Element location listings
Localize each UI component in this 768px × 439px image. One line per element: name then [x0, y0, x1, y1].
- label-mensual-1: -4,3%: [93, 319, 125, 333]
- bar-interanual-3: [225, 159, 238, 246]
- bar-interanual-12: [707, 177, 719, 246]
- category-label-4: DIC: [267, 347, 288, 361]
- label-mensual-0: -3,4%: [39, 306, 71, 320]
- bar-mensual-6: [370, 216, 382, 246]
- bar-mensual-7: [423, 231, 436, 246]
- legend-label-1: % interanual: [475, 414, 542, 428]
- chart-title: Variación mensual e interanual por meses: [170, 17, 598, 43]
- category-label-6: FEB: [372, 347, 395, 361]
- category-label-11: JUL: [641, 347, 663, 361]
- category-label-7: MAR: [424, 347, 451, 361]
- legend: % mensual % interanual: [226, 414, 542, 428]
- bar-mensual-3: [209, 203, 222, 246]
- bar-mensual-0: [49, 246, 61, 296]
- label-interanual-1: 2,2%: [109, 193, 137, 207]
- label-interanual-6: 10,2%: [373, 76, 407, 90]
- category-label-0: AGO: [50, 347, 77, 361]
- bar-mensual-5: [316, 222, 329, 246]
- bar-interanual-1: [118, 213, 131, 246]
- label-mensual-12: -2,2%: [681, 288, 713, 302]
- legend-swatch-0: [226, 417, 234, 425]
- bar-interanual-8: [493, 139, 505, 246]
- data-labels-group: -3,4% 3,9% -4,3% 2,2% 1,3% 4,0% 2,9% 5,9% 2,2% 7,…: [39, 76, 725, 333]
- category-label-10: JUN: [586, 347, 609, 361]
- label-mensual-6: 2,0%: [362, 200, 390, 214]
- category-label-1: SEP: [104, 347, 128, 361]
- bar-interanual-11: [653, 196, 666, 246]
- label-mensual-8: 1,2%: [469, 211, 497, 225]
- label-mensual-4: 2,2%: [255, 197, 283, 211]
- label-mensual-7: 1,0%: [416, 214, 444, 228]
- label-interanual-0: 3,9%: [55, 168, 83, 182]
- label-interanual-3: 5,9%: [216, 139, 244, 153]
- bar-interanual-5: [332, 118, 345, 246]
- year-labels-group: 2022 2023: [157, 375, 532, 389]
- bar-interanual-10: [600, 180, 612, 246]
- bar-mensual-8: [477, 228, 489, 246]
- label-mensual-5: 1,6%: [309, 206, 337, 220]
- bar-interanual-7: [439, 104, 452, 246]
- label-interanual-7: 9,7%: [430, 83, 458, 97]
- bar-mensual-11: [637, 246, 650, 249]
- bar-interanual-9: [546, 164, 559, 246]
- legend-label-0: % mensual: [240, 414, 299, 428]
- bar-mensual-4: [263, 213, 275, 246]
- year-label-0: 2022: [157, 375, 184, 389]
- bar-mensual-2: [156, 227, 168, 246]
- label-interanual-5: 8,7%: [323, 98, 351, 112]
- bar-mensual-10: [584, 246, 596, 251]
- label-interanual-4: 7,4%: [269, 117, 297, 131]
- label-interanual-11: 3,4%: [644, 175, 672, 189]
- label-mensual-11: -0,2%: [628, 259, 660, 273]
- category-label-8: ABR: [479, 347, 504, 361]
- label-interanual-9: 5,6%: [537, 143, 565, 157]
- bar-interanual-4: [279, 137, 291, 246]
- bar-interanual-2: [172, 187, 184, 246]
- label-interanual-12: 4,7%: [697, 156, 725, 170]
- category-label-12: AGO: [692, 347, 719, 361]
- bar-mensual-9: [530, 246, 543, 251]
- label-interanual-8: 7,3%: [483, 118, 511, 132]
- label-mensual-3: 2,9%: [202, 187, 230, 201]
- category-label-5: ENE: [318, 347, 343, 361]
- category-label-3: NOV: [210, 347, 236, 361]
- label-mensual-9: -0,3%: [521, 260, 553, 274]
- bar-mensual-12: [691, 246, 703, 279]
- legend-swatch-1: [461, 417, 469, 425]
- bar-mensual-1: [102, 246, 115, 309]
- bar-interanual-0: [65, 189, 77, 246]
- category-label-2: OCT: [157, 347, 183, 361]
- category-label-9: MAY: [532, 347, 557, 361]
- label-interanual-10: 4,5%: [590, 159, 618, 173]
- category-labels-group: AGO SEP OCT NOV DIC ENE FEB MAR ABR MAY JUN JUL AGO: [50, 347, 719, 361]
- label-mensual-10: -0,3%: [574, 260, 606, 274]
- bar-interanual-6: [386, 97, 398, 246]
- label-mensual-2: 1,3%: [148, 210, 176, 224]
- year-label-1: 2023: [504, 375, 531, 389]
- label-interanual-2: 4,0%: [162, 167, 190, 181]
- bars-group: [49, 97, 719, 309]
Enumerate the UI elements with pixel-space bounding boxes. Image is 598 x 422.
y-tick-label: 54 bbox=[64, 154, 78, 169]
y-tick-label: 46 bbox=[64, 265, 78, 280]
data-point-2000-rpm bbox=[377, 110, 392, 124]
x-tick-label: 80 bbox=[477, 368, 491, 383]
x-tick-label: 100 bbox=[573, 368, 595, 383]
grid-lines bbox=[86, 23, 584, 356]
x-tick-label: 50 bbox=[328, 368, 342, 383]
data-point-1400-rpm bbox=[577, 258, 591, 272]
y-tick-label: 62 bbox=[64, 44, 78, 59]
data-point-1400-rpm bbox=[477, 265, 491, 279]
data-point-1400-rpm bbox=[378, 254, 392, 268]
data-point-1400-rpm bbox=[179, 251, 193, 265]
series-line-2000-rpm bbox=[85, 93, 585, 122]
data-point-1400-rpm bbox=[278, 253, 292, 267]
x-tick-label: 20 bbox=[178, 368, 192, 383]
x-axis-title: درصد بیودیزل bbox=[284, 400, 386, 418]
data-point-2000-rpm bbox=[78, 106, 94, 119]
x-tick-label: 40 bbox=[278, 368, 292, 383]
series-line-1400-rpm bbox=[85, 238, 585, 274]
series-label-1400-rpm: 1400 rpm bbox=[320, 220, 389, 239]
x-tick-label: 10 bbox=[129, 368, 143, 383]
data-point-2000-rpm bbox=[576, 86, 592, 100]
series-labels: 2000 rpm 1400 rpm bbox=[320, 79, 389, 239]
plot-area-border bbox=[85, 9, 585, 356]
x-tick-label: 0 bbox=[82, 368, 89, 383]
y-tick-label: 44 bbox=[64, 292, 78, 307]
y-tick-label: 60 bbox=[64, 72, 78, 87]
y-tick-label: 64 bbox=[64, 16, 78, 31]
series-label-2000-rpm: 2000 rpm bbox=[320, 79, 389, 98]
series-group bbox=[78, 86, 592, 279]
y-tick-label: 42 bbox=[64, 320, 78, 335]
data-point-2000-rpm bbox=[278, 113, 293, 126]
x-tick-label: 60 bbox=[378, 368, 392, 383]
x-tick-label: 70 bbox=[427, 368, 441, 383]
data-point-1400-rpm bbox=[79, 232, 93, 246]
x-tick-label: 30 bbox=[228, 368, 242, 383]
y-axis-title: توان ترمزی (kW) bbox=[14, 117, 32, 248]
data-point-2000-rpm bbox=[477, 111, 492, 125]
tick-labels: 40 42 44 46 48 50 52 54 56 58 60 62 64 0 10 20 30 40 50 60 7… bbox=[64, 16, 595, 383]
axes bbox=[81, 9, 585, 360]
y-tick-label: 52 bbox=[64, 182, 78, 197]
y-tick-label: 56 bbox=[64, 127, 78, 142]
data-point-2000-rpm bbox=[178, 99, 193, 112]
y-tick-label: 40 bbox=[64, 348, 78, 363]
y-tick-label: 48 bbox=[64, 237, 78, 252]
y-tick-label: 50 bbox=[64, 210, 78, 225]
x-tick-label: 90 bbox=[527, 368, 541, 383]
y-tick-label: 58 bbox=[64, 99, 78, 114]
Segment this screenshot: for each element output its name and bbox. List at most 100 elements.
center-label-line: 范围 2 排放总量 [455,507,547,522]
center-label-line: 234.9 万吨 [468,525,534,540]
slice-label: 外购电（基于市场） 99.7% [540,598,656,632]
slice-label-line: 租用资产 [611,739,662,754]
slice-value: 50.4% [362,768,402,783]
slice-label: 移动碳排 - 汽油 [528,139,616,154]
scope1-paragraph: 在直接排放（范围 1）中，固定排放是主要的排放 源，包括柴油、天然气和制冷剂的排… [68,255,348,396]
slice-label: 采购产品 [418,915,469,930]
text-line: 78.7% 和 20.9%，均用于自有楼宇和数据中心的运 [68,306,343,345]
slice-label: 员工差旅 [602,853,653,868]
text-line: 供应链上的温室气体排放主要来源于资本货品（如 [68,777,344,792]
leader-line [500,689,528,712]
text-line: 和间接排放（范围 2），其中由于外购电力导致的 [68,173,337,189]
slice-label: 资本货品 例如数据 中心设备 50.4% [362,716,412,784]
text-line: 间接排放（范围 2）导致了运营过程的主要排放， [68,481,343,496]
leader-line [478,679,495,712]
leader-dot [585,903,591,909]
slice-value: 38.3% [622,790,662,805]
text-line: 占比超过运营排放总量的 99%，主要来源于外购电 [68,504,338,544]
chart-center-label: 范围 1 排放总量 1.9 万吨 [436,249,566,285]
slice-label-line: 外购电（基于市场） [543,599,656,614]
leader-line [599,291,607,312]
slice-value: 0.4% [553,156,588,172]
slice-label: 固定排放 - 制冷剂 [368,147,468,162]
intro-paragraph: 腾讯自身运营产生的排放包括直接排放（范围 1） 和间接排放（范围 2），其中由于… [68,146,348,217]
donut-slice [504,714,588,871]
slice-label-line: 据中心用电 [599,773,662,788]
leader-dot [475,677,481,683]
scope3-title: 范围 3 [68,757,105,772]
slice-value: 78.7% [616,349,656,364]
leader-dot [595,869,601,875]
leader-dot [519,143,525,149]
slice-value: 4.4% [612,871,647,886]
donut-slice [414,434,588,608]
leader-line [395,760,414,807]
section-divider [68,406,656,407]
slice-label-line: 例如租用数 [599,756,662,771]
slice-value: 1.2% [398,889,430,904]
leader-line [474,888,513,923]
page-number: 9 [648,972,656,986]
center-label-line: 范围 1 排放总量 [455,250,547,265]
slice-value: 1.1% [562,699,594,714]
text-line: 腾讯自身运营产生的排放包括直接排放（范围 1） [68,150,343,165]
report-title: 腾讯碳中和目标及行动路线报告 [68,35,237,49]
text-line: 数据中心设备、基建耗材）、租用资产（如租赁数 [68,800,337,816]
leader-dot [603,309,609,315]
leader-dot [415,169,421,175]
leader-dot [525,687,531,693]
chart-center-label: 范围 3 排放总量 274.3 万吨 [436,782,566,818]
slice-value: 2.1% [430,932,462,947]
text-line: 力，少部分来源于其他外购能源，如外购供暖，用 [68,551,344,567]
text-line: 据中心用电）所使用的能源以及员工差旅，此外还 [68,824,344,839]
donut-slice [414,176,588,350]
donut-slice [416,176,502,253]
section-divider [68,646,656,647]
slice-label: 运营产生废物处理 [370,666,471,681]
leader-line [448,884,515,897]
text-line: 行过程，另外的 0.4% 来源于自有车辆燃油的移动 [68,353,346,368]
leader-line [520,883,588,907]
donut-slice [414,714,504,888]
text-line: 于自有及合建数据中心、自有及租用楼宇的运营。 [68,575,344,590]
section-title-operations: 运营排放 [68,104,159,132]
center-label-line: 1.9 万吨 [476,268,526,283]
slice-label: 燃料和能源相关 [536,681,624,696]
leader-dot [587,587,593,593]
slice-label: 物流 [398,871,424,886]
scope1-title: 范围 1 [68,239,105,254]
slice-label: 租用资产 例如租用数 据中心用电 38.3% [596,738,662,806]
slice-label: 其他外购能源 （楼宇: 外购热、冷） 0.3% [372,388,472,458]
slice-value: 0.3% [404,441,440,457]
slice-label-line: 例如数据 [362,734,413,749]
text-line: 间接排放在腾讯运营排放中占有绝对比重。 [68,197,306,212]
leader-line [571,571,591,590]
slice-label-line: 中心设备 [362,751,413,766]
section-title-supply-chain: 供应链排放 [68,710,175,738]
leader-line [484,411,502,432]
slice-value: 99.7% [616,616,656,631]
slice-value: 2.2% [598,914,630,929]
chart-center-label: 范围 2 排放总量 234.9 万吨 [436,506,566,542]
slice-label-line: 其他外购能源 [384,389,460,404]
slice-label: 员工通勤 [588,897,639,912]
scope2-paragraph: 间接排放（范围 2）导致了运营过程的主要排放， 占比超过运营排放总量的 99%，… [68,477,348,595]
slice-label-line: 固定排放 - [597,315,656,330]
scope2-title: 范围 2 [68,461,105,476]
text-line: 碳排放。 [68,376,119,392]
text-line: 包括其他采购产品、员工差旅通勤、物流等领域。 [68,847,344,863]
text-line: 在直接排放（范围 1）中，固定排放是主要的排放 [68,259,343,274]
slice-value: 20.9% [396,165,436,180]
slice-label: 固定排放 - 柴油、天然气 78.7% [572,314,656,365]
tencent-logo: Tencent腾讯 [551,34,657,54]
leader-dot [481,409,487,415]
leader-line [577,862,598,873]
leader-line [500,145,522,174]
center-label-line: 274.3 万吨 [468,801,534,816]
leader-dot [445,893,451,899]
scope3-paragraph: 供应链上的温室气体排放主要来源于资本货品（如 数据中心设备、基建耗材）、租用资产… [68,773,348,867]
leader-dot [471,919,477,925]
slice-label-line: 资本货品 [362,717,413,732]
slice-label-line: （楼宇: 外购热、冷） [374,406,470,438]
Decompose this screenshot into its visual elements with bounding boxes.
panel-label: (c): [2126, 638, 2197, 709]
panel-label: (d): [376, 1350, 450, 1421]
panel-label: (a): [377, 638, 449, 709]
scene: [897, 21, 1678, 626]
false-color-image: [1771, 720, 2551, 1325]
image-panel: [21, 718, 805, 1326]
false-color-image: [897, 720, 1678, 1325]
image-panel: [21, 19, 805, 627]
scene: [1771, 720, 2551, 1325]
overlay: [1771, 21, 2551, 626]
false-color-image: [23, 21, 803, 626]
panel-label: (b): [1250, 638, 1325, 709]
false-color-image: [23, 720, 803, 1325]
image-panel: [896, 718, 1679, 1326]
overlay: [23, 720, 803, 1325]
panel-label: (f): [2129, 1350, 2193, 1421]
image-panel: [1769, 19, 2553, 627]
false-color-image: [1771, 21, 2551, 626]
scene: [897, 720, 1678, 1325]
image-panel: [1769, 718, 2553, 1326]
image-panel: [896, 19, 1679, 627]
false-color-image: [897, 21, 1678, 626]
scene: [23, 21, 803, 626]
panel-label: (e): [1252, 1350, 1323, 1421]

- **Written instruction**
Change "Localize" to "Locate" in the records, from the start of the records through the line with "- category-label-10: JUN: [586, 347, 609, 361]". Reproduce only those lines and leave everything else unchanged.

- **Output**
Locate each UI component in this 768px × 439px image. One line per element: name then [x0, y0, x1, y1].
- label-mensual-1: -4,3%: [93, 319, 125, 333]
- bar-interanual-3: [225, 159, 238, 246]
- bar-interanual-12: [707, 177, 719, 246]
- category-label-4: DIC: [267, 347, 288, 361]
- label-mensual-0: -3,4%: [39, 306, 71, 320]
- bar-mensual-6: [370, 216, 382, 246]
- bar-mensual-7: [423, 231, 436, 246]
- legend-label-1: % interanual: [475, 414, 542, 428]
- chart-title: Variación mensual e interanual por meses: [170, 17, 598, 43]
- category-label-6: FEB: [372, 347, 395, 361]
- category-label-11: JUL: [641, 347, 663, 361]
- category-label-7: MAR: [424, 347, 451, 361]
- legend: % mensual % interanual: [226, 414, 542, 428]
- bar-mensual-3: [209, 203, 222, 246]
- bar-mensual-0: [49, 246, 61, 296]
- label-interanual-1: 2,2%: [109, 193, 137, 207]
- label-interanual-6: 10,2%: [373, 76, 407, 90]
- category-label-0: AGO: [50, 347, 77, 361]
- bar-mensual-5: [316, 222, 329, 246]
- bar-interanual-1: [118, 213, 131, 246]
- label-mensual-12: -2,2%: [681, 288, 713, 302]
- legend-swatch-0: [226, 417, 234, 425]
- bar-interanual-8: [493, 139, 505, 246]
- data-labels-group: -3,4% 3,9% -4,3% 2,2% 1,3% 4,0% 2,9% 5,9% 2,2% 7,…: [39, 76, 725, 333]
- category-label-10: JUN: [586, 347, 609, 361]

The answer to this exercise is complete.